------ Information provided ------

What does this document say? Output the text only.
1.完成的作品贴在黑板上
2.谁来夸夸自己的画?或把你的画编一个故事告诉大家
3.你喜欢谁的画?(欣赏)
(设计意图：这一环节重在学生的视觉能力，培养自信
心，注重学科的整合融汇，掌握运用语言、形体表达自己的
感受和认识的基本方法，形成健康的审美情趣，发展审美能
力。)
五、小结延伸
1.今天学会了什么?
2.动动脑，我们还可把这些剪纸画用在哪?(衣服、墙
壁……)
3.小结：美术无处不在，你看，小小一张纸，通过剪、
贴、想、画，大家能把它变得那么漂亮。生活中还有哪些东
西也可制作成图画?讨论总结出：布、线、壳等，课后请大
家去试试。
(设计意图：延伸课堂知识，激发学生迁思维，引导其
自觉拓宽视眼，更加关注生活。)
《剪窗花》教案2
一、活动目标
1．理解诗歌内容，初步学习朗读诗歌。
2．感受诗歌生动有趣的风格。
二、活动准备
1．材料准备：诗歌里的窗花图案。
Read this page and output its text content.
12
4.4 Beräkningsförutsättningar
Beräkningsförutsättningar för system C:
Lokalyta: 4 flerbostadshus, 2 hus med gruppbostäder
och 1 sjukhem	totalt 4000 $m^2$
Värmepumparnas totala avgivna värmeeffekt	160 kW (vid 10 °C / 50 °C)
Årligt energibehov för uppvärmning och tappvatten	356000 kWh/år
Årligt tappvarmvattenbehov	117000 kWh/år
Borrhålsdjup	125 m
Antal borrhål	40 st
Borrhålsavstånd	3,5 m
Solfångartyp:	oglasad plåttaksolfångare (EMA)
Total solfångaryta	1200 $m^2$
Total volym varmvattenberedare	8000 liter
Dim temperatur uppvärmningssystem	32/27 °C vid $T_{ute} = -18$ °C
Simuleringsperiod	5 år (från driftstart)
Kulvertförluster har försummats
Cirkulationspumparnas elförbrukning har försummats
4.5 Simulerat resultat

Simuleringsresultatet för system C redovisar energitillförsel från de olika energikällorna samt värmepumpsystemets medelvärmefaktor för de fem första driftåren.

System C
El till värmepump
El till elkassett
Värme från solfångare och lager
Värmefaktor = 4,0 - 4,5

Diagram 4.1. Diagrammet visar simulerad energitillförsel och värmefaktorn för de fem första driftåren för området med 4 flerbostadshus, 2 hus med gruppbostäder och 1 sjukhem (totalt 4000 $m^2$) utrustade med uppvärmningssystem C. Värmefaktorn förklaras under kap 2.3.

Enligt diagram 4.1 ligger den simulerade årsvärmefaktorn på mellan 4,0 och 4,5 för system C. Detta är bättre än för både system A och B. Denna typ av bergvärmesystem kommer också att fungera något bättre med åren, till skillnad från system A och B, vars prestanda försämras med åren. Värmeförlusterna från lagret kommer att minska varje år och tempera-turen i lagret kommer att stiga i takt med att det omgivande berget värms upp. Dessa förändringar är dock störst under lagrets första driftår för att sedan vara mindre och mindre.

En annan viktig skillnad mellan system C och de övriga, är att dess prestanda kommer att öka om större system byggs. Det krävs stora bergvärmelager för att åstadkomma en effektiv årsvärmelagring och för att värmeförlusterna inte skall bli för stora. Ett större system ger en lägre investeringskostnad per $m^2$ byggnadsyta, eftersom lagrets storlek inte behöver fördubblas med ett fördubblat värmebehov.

------

◆ **What to work on**
Work out how many lines of the material above contain the word "energitillförsel", then give only that figure.

◆ **Final answer**
2